▶ [EXERCISE BRIEF] Strip the pictures and reproduce the rest of the listing exactly.

[A run of records]
** start **
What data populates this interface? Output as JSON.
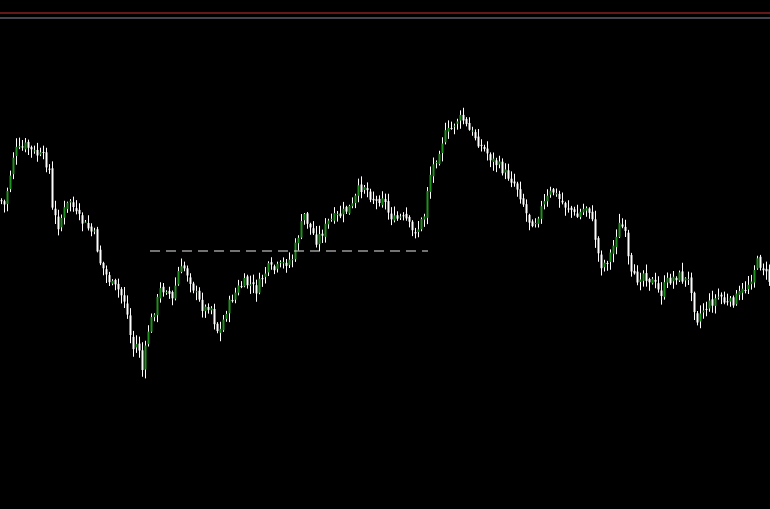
{
  "colors": {
    "background": "#000000",
    "bull_candle": "#1f8f1f",
    "bear_candle": "#ffffff",
    "wick": "#ffffff",
    "top_line_red": "#c83232",
    "top_line_gray": "#8a8aa0",
    "dashed_level": "#e6e6e6"
  },
  "chart_data": {
    "type": "candlestick",
    "y_direction": "price",
    "ylim": [
      0,
      509
    ],
    "grid": false,
    "legend": "none",
    "close_path": [
      [
        0,
        200
      ],
      [
        4,
        205
      ],
      [
        9,
        180
      ],
      [
        14,
        150
      ],
      [
        20,
        150
      ],
      [
        26,
        145
      ],
      [
        32,
        152
      ],
      [
        38,
        155
      ],
      [
        44,
        158
      ],
      [
        49,
        170
      ],
      [
        52,
        210
      ],
      [
        58,
        225
      ],
      [
        64,
        210
      ],
      [
        70,
        200
      ],
      [
        76,
        215
      ],
      [
        82,
        222
      ],
      [
        88,
        228
      ],
      [
        94,
        235
      ],
      [
        100,
        262
      ],
      [
        106,
        275
      ],
      [
        112,
        285
      ],
      [
        118,
        290
      ],
      [
        124,
        300
      ],
      [
        128,
        320
      ],
      [
        132,
        350
      ],
      [
        138,
        342
      ],
      [
        142,
        370
      ],
      [
        148,
        330
      ],
      [
        154,
        310
      ],
      [
        160,
        290
      ],
      [
        166,
        288
      ],
      [
        172,
        300
      ],
      [
        178,
        272
      ],
      [
        184,
        268
      ],
      [
        188,
        275
      ],
      [
        192,
        285
      ],
      [
        198,
        300
      ],
      [
        204,
        310
      ],
      [
        210,
        303
      ],
      [
        216,
        330
      ],
      [
        220,
        330
      ],
      [
        226,
        310
      ],
      [
        232,
        298
      ],
      [
        238,
        288
      ],
      [
        244,
        283
      ],
      [
        250,
        285
      ],
      [
        256,
        290
      ],
      [
        262,
        277
      ],
      [
        268,
        268
      ],
      [
        274,
        270
      ],
      [
        280,
        266
      ],
      [
        286,
        262
      ],
      [
        292,
        258
      ],
      [
        298,
        235
      ],
      [
        304,
        215
      ],
      [
        310,
        228
      ],
      [
        316,
        240
      ],
      [
        322,
        232
      ],
      [
        328,
        222
      ],
      [
        334,
        218
      ],
      [
        340,
        215
      ],
      [
        346,
        210
      ],
      [
        352,
        206
      ],
      [
        358,
        190
      ],
      [
        364,
        185
      ],
      [
        370,
        195
      ],
      [
        376,
        202
      ],
      [
        382,
        195
      ],
      [
        388,
        212
      ],
      [
        394,
        220
      ],
      [
        400,
        218
      ],
      [
        406,
        220
      ],
      [
        412,
        232
      ],
      [
        418,
        228
      ],
      [
        424,
        215
      ],
      [
        428,
        180
      ],
      [
        432,
        168
      ],
      [
        438,
        152
      ],
      [
        444,
        135
      ],
      [
        450,
        130
      ],
      [
        456,
        120
      ],
      [
        462,
        118
      ],
      [
        468,
        130
      ],
      [
        474,
        135
      ],
      [
        480,
        145
      ],
      [
        486,
        152
      ],
      [
        492,
        160
      ],
      [
        498,
        165
      ],
      [
        504,
        172
      ],
      [
        510,
        178
      ],
      [
        516,
        185
      ],
      [
        522,
        200
      ],
      [
        528,
        220
      ],
      [
        534,
        222
      ],
      [
        540,
        210
      ],
      [
        546,
        200
      ],
      [
        552,
        190
      ],
      [
        558,
        198
      ],
      [
        564,
        205
      ],
      [
        570,
        208
      ],
      [
        576,
        218
      ],
      [
        582,
        210
      ],
      [
        588,
        205
      ],
      [
        594,
        232
      ],
      [
        600,
        265
      ],
      [
        606,
        262
      ],
      [
        612,
        250
      ],
      [
        618,
        225
      ],
      [
        624,
        228
      ],
      [
        630,
        275
      ],
      [
        636,
        280
      ],
      [
        642,
        272
      ],
      [
        648,
        278
      ],
      [
        654,
        283
      ],
      [
        660,
        295
      ],
      [
        666,
        282
      ],
      [
        672,
        278
      ],
      [
        678,
        275
      ],
      [
        684,
        280
      ],
      [
        690,
        282
      ],
      [
        696,
        320
      ],
      [
        702,
        310
      ],
      [
        708,
        305
      ],
      [
        714,
        300
      ],
      [
        720,
        295
      ],
      [
        726,
        305
      ],
      [
        732,
        302
      ],
      [
        738,
        295
      ],
      [
        744,
        290
      ],
      [
        750,
        280
      ],
      [
        756,
        262
      ],
      [
        762,
        265
      ],
      [
        766,
        275
      ],
      [
        770,
        282
      ]
    ],
    "horizontal_levels": [
      {
        "style": "dashed",
        "x_start": 150,
        "x_end": 428,
        "y": 251
      }
    ]
  }
}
** end **
▶ [SOLUTION FOR THIS PROBLEM]
What data populates this interface? Output as JSON.
{
  "colors": {
    "background": "#000000",
    "bull_candle": "#1f8f1f",
    "bear_candle": "#ffffff",
    "wick": "#ffffff",
    "top_line_red": "#c83232",
    "top_line_gray": "#8a8aa0",
    "dashed_level": "#e6e6e6"
  },
  "chart_data": {
    "type": "candlestick",
    "y_direction": "price",
    "ylim": [
      0,
      509
    ],
    "grid": false,
    "legend": "none",
    "close_path": [
      [
        0,
        200
      ],
      [
        4,
        205
      ],
      [
        9,
        180
      ],
      [
        14,
        150
      ],
      [
        20,
        150
      ],
      [
        26,
        145
      ],
      [
        32,
        152
      ],
      [
        38,
        155
      ],
      [
        44,
        158
      ],
      [
        49,
        170
      ],
      [
        52,
        210
      ],
      [
        58,
        225
      ],
      [
        64,
        210
      ],
      [
        70,
        200
      ],
      [
        76,
        215
      ],
      [
        82,
        222
      ],
      [
        88,
        228
      ],
      [
        94,
        235
      ],
      [
        100,
        262
      ],
      [
        106,
        275
      ],
      [
        112,
        285
      ],
      [
        118,
        290
      ],
      [
        124,
        300
      ],
      [
        128,
        320
      ],
      [
        132,
        350
      ],
      [
        138,
        342
      ],
      [
        142,
        370
      ],
      [
        148,
        330
      ],
      [
        154,
        310
      ],
      [
        160,
        290
      ],
      [
        166,
        288
      ],
      [
        172,
        300
      ],
      [
        178,
        272
      ],
      [
        184,
        268
      ],
      [
        188,
        275
      ],
      [
        192,
        285
      ],
      [
        198,
        300
      ],
      [
        204,
        310
      ],
      [
        210,
        303
      ],
      [
        216,
        330
      ],
      [
        220,
        330
      ],
      [
        226,
        310
      ],
      [
        232,
        298
      ],
      [
        238,
        288
      ],
      [
        244,
        283
      ],
      [
        250,
        285
      ],
      [
        256,
        290
      ],
      [
        262,
        277
      ],
      [
        268,
        268
      ],
      [
        274,
        270
      ],
      [
        280,
        266
      ],
      [
        286,
        262
      ],
      [
        292,
        258
      ],
      [
        298,
        235
      ],
      [
        304,
        215
      ],
      [
        310,
        228
      ],
      [
        316,
        240
      ],
      [
        322,
        232
      ],
      [
        328,
        222
      ],
      [
        334,
        218
      ],
      [
        340,
        215
      ],
      [
        346,
        210
      ],
      [
        352,
        206
      ],
      [
        358,
        190
      ],
      [
        364,
        185
      ],
      [
        370,
        195
      ],
      [
        376,
        202
      ],
      [
        382,
        195
      ],
      [
        388,
        212
      ],
      [
        394,
        220
      ],
      [
        400,
        218
      ],
      [
        406,
        220
      ],
      [
        412,
        232
      ],
      [
        418,
        228
      ],
      [
        424,
        215
      ],
      [
        428,
        180
      ],
      [
        432,
        168
      ],
      [
        438,
        152
      ],
      [
        444,
        135
      ],
      [
        450,
        130
      ],
      [
        456,
        120
      ],
      [
        462,
        118
      ],
      [
        468,
        130
      ],
      [
        474,
        135
      ],
      [
        480,
        145
      ],
      [
        486,
        152
      ],
      [
        492,
        160
      ],
      [
        498,
        165
      ],
      [
        504,
        172
      ],
      [
        510,
        178
      ],
      [
        516,
        185
      ],
      [
        522,
        200
      ],
      [
        528,
        220
      ],
      [
        534,
        222
      ],
      [
        540,
        210
      ],
      [
        546,
        200
      ],
      [
        552,
        190
      ],
      [
        558,
        198
      ],
      [
        564,
        205
      ],
      [
        570,
        208
      ],
      [
        576,
        218
      ],
      [
        582,
        210
      ],
      [
        588,
        205
      ],
      [
        594,
        232
      ],
      [
        600,
        265
      ],
      [
        606,
        262
      ],
      [
        612,
        250
      ],
      [
        618,
        225
      ],
      [
        624,
        228
      ],
      [
        630,
        275
      ],
      [
        636,
        280
      ],
      [
        642,
        272
      ],
      [
        648,
        278
      ],
      [
        654,
        283
      ],
      [
        660,
        295
      ],
      [
        666,
        282
      ],
      [
        672,
        278
      ],
      [
        678,
        275
      ],
      [
        684,
        280
      ],
      [
        690,
        282
      ],
      [
        696,
        320
      ],
      [
        702,
        310
      ],
      [
        708,
        305
      ],
      [
        714,
        300
      ],
      [
        720,
        295
      ],
      [
        726,
        305
      ],
      [
        732,
        302
      ],
      [
        738,
        295
      ],
      [
        744,
        290
      ],
      [
        750,
        280
      ],
      [
        756,
        262
      ],
      [
        762,
        265
      ],
      [
        766,
        275
      ],
      [
        770,
        282
      ]
    ],
    "horizontal_levels": [
      {
        "style": "dashed",
        "x_start": 150,
        "x_end": 428,
        "y": 251
      }
    ]
  }
}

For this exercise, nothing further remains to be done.